● LISTED ENTRIES

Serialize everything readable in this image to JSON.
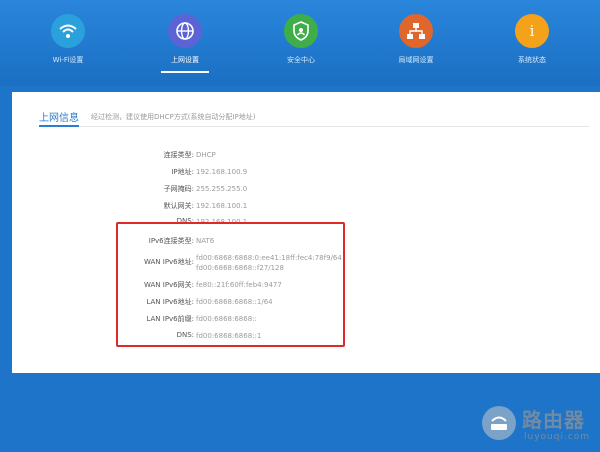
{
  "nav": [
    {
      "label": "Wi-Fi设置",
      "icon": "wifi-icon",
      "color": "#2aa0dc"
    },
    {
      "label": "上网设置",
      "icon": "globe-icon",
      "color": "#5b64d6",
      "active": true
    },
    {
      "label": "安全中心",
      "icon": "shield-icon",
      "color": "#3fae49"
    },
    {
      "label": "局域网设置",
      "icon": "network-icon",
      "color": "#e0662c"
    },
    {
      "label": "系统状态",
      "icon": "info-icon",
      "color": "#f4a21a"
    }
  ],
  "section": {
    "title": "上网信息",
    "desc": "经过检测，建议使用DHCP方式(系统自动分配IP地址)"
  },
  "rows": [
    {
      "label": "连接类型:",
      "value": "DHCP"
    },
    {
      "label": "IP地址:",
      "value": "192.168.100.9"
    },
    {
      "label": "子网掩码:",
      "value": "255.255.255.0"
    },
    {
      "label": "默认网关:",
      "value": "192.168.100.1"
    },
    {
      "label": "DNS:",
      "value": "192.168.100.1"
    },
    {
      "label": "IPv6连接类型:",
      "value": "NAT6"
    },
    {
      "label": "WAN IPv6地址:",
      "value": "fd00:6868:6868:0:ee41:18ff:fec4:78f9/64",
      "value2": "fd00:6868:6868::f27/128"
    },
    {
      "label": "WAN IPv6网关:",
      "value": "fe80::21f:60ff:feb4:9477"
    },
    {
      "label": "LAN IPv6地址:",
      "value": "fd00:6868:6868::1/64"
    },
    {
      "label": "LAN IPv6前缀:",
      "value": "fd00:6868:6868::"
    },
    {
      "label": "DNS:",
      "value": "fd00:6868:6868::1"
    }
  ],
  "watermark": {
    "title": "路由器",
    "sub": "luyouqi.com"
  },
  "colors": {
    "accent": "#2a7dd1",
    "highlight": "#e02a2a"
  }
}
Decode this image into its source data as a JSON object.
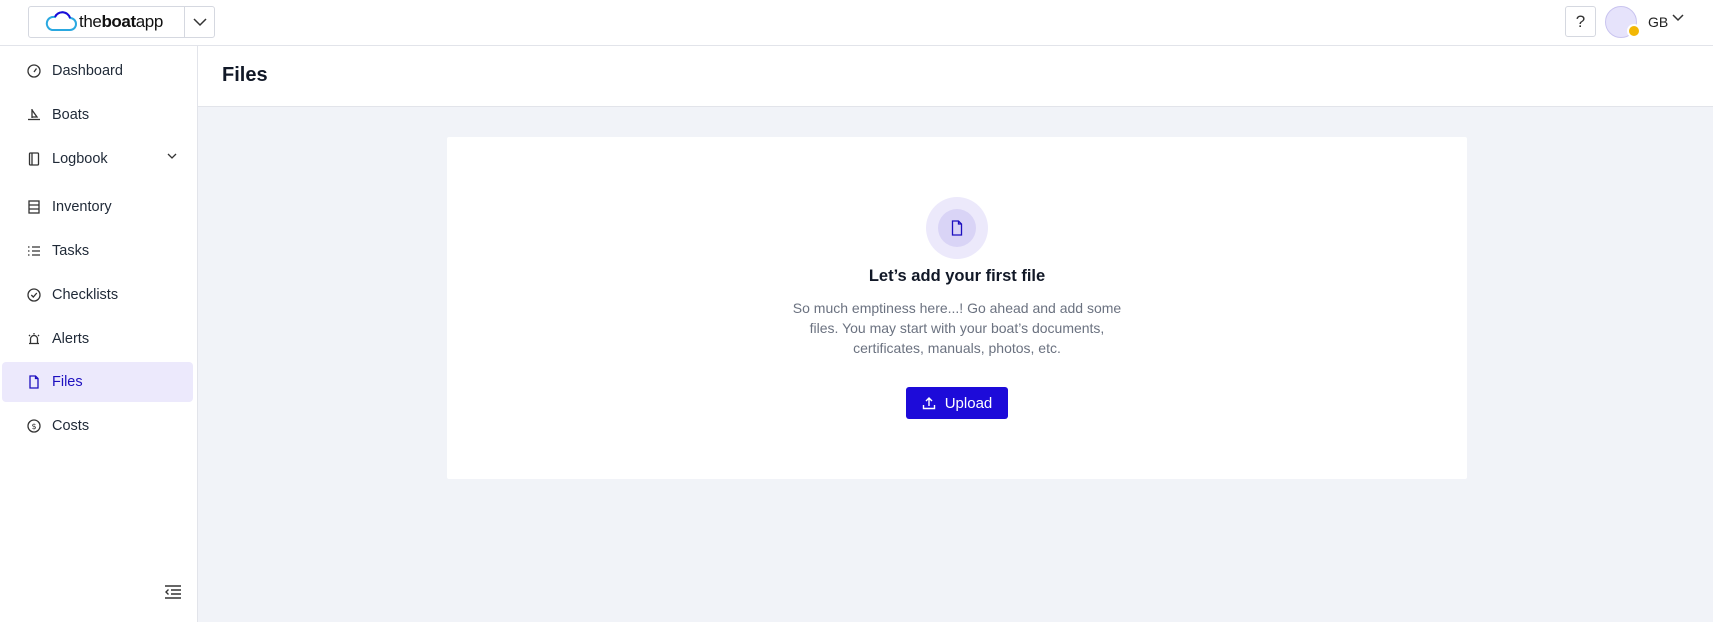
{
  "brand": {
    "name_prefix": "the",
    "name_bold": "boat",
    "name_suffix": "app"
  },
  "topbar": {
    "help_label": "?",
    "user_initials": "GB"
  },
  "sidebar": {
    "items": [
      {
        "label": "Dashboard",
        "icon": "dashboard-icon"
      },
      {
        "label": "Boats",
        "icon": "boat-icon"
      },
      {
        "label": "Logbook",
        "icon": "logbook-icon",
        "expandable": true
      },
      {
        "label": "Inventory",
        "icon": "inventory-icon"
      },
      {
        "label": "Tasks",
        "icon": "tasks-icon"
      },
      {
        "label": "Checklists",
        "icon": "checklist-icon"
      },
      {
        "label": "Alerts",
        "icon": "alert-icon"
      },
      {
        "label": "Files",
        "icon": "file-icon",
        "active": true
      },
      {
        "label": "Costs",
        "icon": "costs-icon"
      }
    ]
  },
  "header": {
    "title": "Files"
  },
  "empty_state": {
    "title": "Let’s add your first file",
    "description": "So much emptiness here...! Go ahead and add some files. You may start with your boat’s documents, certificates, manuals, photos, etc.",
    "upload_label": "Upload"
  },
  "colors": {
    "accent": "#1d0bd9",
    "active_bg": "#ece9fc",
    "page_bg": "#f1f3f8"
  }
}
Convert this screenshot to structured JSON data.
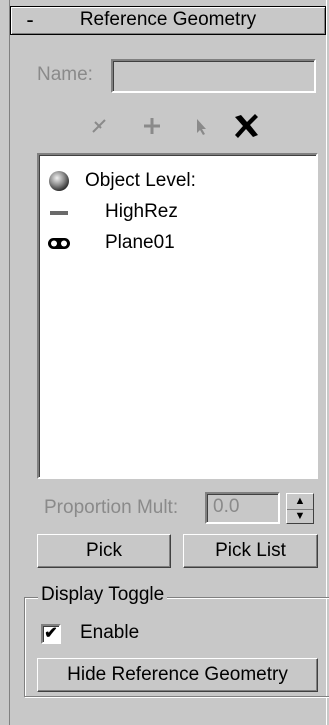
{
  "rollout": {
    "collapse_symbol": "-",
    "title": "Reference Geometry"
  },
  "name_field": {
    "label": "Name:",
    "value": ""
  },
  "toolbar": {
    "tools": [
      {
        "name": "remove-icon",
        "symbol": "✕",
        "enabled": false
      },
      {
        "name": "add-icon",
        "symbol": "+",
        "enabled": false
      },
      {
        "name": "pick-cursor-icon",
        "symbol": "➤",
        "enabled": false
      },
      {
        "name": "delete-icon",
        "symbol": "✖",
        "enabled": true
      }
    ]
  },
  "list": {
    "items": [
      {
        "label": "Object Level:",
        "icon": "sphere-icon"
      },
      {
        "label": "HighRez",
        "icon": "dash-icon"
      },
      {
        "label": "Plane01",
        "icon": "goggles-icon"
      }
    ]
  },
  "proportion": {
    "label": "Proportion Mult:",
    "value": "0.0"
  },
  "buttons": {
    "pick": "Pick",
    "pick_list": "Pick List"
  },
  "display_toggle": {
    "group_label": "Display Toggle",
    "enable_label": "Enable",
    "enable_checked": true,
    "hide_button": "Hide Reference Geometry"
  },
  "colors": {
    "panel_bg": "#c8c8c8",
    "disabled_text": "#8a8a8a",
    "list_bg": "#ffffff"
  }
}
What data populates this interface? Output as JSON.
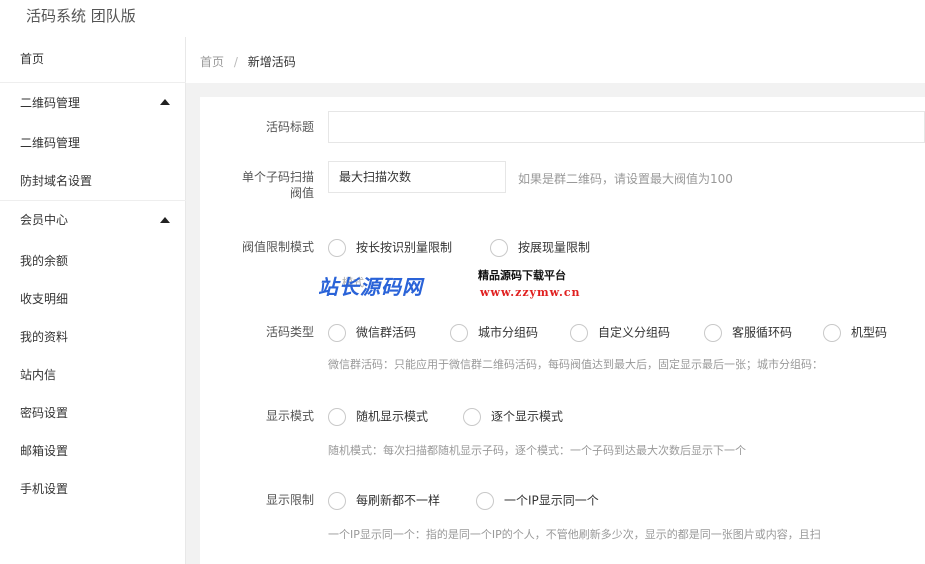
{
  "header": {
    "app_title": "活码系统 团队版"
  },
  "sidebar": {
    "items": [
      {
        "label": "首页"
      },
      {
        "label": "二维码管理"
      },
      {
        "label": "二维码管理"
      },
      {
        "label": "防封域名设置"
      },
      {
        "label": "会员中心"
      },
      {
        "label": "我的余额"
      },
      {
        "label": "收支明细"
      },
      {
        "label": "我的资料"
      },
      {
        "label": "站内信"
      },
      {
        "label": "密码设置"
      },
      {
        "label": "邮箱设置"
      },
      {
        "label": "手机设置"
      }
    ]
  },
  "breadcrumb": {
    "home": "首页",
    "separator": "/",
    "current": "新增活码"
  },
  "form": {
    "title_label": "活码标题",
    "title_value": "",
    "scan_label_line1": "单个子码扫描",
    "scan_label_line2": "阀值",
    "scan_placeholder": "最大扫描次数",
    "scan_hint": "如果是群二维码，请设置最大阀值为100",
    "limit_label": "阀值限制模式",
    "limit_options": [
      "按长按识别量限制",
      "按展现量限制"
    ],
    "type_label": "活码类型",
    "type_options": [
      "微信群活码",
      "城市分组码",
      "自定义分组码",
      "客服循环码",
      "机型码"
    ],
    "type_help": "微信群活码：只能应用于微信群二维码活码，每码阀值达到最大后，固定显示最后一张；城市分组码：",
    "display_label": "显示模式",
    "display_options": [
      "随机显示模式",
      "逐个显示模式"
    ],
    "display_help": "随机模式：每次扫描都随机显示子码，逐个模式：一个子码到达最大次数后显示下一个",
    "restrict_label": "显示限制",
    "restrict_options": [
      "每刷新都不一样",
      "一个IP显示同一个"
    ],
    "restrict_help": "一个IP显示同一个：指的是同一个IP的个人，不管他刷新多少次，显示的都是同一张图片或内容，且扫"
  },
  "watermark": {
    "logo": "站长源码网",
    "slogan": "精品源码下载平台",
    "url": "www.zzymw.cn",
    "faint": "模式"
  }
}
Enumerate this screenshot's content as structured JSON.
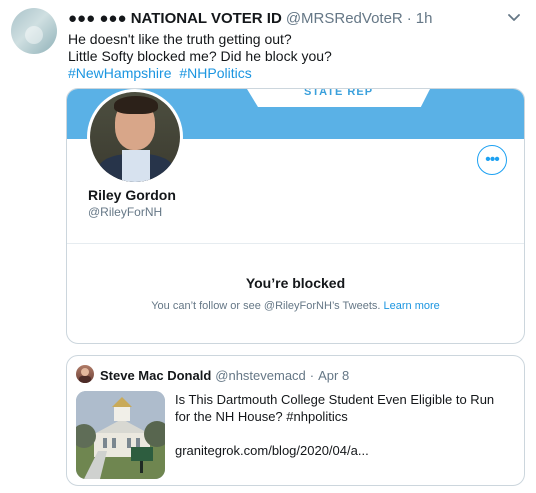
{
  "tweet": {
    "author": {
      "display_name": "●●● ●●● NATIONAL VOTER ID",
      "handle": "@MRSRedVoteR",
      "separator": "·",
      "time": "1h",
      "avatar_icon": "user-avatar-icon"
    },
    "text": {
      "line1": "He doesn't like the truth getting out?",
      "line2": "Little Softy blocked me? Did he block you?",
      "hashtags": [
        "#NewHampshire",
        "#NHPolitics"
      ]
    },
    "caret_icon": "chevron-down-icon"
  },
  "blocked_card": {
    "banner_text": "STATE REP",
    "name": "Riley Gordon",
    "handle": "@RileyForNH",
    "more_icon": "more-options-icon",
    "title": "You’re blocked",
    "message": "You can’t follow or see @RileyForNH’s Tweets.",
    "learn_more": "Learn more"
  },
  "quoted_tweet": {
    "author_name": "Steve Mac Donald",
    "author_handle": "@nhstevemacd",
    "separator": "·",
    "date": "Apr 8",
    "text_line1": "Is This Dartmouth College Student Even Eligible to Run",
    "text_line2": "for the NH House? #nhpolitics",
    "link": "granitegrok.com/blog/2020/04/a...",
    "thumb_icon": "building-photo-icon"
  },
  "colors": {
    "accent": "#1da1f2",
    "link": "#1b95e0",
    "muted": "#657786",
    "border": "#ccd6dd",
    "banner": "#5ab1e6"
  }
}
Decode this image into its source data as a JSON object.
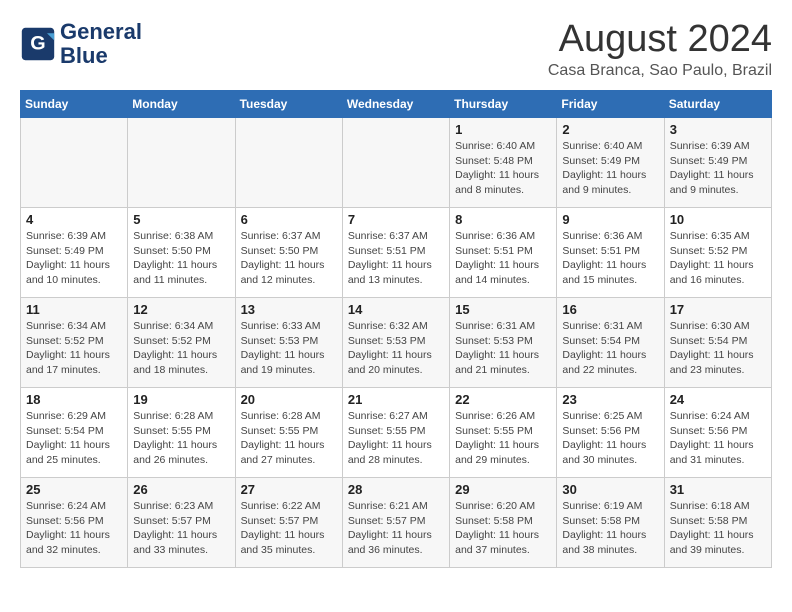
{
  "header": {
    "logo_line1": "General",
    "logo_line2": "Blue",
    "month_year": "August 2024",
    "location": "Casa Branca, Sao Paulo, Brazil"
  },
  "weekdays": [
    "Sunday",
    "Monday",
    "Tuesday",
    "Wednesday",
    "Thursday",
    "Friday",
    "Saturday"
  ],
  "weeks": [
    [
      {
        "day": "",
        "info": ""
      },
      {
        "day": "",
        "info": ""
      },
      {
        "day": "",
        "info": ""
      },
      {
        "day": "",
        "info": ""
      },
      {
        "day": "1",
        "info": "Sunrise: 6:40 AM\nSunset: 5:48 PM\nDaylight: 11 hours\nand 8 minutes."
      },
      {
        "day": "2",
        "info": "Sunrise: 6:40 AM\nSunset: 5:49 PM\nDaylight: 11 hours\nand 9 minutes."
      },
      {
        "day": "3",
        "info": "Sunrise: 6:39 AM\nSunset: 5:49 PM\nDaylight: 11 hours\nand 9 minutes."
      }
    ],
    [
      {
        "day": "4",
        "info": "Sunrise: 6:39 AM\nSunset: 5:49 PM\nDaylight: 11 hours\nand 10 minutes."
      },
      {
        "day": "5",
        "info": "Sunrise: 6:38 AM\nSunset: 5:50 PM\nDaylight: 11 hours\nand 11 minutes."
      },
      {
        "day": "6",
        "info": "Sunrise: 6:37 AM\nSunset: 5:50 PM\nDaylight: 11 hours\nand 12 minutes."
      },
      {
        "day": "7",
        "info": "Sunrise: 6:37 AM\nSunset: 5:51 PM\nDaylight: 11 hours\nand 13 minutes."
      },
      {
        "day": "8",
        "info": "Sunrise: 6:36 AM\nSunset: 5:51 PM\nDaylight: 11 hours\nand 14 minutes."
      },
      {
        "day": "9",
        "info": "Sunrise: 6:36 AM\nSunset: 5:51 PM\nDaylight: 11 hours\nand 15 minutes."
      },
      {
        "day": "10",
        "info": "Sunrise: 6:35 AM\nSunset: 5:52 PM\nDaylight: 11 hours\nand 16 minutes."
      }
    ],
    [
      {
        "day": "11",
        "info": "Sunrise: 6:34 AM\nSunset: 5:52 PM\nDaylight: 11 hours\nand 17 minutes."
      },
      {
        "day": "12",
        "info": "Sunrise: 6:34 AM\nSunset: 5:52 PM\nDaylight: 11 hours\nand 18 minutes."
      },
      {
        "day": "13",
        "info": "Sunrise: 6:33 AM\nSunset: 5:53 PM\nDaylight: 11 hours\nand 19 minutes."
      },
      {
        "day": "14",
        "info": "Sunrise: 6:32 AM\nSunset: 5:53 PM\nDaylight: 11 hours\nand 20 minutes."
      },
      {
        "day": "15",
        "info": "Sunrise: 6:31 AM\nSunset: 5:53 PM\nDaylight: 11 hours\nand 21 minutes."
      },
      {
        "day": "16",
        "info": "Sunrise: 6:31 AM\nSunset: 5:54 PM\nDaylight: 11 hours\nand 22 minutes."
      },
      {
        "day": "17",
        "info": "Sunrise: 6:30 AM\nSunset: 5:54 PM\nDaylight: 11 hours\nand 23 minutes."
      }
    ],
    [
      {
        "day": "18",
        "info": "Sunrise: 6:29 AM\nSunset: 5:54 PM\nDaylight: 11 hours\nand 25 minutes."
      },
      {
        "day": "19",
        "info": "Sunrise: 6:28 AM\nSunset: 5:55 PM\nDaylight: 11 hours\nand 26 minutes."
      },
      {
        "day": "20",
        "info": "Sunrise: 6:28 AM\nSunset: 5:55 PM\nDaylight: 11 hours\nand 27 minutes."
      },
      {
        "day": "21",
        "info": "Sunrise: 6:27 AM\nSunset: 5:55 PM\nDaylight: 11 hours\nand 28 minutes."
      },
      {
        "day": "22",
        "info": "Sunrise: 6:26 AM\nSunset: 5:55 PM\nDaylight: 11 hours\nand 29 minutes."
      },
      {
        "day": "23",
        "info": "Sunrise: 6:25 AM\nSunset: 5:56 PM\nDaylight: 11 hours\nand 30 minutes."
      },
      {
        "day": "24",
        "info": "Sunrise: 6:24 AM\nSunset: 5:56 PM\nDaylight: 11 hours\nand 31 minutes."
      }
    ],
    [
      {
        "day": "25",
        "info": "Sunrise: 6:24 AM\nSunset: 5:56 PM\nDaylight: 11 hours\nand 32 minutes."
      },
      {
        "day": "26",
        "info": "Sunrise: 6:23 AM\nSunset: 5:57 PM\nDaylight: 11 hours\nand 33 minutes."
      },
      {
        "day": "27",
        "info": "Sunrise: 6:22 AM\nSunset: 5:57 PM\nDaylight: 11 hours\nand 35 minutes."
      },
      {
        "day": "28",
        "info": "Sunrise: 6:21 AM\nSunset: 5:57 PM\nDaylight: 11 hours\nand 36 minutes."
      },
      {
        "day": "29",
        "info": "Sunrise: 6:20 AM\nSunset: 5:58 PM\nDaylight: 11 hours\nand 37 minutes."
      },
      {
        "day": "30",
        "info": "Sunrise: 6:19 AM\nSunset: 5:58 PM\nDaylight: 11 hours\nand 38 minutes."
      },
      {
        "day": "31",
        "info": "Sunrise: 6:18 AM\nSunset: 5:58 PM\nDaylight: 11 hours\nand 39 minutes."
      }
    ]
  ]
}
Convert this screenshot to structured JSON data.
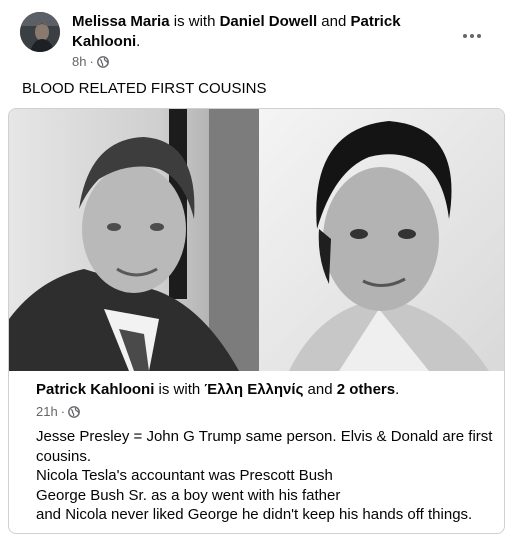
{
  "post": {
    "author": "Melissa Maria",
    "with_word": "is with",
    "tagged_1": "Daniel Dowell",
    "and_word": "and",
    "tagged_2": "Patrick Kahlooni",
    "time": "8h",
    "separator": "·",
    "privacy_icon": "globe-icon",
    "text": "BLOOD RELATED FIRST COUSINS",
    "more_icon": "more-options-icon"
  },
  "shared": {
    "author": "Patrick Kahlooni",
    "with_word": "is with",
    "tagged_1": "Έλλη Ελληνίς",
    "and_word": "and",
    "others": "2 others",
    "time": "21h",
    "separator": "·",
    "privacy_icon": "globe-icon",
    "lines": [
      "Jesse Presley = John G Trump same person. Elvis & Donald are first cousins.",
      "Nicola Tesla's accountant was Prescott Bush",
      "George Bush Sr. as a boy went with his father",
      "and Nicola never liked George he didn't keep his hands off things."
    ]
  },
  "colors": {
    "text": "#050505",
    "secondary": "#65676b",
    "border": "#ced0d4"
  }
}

● TASK BRIEF
Extract every line above containing the word "Reference".

● CORRECT RESULT
    "title": "Reference Geometry"
    "hide_button": "Hide Reference Geometry"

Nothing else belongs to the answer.